Each entry below is to be duplicated verbatim.

---

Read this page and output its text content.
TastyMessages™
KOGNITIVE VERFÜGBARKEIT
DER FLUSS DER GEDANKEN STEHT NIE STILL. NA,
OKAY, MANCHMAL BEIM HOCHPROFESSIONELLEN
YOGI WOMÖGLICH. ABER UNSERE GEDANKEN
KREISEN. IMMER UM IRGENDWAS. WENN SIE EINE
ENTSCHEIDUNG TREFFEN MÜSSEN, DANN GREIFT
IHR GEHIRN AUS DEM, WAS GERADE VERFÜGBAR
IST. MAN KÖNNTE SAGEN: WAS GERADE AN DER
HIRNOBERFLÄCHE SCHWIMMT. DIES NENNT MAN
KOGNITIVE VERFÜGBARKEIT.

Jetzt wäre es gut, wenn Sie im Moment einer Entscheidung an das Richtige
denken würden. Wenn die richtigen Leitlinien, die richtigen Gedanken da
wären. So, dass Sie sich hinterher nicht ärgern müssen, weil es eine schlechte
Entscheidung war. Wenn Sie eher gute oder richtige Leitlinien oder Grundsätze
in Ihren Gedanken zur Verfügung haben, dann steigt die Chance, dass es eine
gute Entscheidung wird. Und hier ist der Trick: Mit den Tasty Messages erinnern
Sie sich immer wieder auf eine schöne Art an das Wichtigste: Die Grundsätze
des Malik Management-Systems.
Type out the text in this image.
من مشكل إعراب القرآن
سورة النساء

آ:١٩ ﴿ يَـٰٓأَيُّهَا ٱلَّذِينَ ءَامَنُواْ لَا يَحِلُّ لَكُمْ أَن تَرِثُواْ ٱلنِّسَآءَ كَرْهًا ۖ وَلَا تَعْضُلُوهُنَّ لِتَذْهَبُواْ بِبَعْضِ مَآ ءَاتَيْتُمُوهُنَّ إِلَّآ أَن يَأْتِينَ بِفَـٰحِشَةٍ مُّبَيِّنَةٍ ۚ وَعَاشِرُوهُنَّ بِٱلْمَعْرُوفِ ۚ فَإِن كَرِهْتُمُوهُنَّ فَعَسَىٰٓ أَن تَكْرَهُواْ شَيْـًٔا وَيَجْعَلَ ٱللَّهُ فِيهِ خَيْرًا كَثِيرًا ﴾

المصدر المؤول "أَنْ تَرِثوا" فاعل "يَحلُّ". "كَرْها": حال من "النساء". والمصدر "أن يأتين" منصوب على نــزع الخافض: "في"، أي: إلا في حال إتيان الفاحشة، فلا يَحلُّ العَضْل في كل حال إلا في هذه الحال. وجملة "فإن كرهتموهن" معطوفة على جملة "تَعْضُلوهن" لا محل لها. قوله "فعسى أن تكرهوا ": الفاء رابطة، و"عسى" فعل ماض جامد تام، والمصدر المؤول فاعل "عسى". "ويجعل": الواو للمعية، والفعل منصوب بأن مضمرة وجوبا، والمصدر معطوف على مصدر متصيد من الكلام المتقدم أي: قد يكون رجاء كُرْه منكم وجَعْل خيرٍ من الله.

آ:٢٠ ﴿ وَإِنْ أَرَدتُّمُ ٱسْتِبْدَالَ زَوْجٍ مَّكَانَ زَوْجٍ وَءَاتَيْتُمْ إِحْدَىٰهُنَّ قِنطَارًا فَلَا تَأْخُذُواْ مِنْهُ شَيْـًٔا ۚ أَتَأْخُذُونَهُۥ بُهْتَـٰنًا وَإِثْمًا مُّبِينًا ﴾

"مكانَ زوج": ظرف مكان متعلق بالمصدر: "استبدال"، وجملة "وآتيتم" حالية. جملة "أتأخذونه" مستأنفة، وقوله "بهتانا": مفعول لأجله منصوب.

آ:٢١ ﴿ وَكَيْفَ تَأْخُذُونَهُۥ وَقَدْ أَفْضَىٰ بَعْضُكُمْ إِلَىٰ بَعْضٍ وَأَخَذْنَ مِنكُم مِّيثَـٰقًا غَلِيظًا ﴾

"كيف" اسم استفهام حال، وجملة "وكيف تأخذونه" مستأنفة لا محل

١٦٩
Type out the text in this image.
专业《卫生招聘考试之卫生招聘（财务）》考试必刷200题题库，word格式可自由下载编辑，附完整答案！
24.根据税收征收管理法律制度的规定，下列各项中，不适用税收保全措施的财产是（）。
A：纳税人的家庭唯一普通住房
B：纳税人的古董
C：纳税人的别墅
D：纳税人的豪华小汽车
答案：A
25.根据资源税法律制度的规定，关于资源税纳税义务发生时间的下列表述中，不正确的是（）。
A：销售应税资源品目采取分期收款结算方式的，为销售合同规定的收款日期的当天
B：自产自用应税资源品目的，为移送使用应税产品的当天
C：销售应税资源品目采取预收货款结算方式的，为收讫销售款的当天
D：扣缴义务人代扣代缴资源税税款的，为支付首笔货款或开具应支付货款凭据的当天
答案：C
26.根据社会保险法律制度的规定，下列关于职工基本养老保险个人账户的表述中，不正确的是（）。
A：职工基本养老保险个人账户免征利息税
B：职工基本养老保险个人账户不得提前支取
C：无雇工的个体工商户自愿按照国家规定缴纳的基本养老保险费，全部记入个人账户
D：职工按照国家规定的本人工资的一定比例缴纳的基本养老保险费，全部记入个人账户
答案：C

---

* Problem solution
Read this page and output its text content.
TastyMessages™
KOGNITIVE VERFÜGBARKEIT
DER FLUSS DER GEDANKEN STEHT NIE STILL. NA,
OKAY, MANCHMAL BEIM HOCHPROFESSIONELLEN
YOGI WOMÖGLICH. ABER UNSERE GEDANKEN
KREISEN. IMMER UM IRGENDWAS. WENN SIE EINE
ENTSCHEIDUNG TREFFEN MÜSSEN, DANN GREIFT
IHR GEHIRN AUS DEM, WAS GERADE VERFÜGBAR
IST. MAN KÖNNTE SAGEN: WAS GERADE AN DER
HIRNOBERFLÄCHE SCHWIMMT. DIES NENNT MAN
KOGNITIVE VERFÜGBARKEIT.

Jetzt wäre es gut, wenn Sie im Moment einer Entscheidung an das Richtige
denken würden. Wenn die richtigen Leitlinien, die richtigen Gedanken da
wären. So, dass Sie sich hinterher nicht ärgern müssen, weil es eine schlechte
Entscheidung war. Wenn Sie eher gute oder richtige Leitlinien oder Grundsätze
in Ihren Gedanken zur Verfügung haben, dann steigt die Chance, dass es eine
gute Entscheidung wird. Und hier ist der Trick: Mit den Tasty Messages erinnern
Sie sich immer wieder auf eine schöne Art an das Wichtigste: Die Grundsätze
des Malik Management-Systems.
Type out the text in this image.
من مشكل إعراب القرآن
سورة النساء

آ:١٩ ﴿ يَـٰٓأَيُّهَا ٱلَّذِينَ ءَامَنُواْ لَا يَحِلُّ لَكُمْ أَن تَرِثُواْ ٱلنِّسَآءَ كَرْهًا ۖ وَلَا تَعْضُلُوهُنَّ لِتَذْهَبُواْ بِبَعْضِ مَآ ءَاتَيْتُمُوهُنَّ إِلَّآ أَن يَأْتِينَ بِفَـٰحِشَةٍ مُّبَيِّنَةٍ ۚ وَعَاشِرُوهُنَّ بِٱلْمَعْرُوفِ ۚ فَإِن كَرِهْتُمُوهُنَّ فَعَسَىٰٓ أَن تَكْرَهُواْ شَيْـًٔا وَيَجْعَلَ ٱللَّهُ فِيهِ خَيْرًا كَثِيرًا ﴾

المصدر المؤول "أَنْ تَرِثوا" فاعل "يَحلُّ". "كَرْها": حال من "النساء". والمصدر "أن يأتين" منصوب على نــزع الخافض: "في"، أي: إلا في حال إتيان الفاحشة، فلا يَحلُّ العَضْل في كل حال إلا في هذه الحال. وجملة "فإن كرهتموهن" معطوفة على جملة "تَعْضُلوهن" لا محل لها. قوله "فعسى أن تكرهوا ": الفاء رابطة، و"عسى" فعل ماض جامد تام، والمصدر المؤول فاعل "عسى". "ويجعل": الواو للمعية، والفعل منصوب بأن مضمرة وجوبا، والمصدر معطوف على مصدر متصيد من الكلام المتقدم أي: قد يكون رجاء كُرْه منكم وجَعْل خيرٍ من الله.

آ:٢٠ ﴿ وَإِنْ أَرَدتُّمُ ٱسْتِبْدَالَ زَوْجٍ مَّكَانَ زَوْجٍ وَءَاتَيْتُمْ إِحْدَىٰهُنَّ قِنطَارًا فَلَا تَأْخُذُواْ مِنْهُ شَيْـًٔا ۚ أَتَأْخُذُونَهُۥ بُهْتَـٰنًا وَإِثْمًا مُّبِينًا ﴾

"مكانَ زوج": ظرف مكان متعلق بالمصدر: "استبدال"، وجملة "وآتيتم" حالية. جملة "أتأخذونه" مستأنفة، وقوله "بهتانا": مفعول لأجله منصوب.

آ:٢١ ﴿ وَكَيْفَ تَأْخُذُونَهُۥ وَقَدْ أَفْضَىٰ بَعْضُكُمْ إِلَىٰ بَعْضٍ وَأَخَذْنَ مِنكُم مِّيثَـٰقًا غَلِيظًا ﴾

"كيف" اسم استفهام حال، وجملة "وكيف تأخذونه" مستأنفة لا محل

١٦٩
Type out the text in this image.
专业《卫生招聘考试之卫生招聘（财务）》考试必刷200题题库，word格式可自由下载编辑，附完整答案！
24.根据税收征收管理法律制度的规定，下列各项中，不适用税收保全措施的财产是（）。
A：纳税人的家庭唯一普通住房
B：纳税人的古董
C：纳税人的别墅
D：纳税人的豪华小汽车
答案：A
25.根据资源税法律制度的规定，关于资源税纳税义务发生时间的下列表述中，不正确的是（）。
A：销售应税资源品目采取分期收款结算方式的，为销售合同规定的收款日期的当天
B：自产自用应税资源品目的，为移送使用应税产品的当天
C：销售应税资源品目采取预收货款结算方式的，为收讫销售款的当天
D：扣缴义务人代扣代缴资源税税款的，为支付首笔货款或开具应支付货款凭据的当天
答案：C
26.根据社会保险法律制度的规定，下列关于职工基本养老保险个人账户的表述中，不正确的是（）。
A：职工基本养老保险个人账户免征利息税
B：职工基本养老保险个人账户不得提前支取
C：无雇工的个体工商户自愿按照国家规定缴纳的基本养老保险费，全部记入个人账户
D：职工按照国家规定的本人工资的一定比例缴纳的基本养老保险费，全部记入个人账户
答案：C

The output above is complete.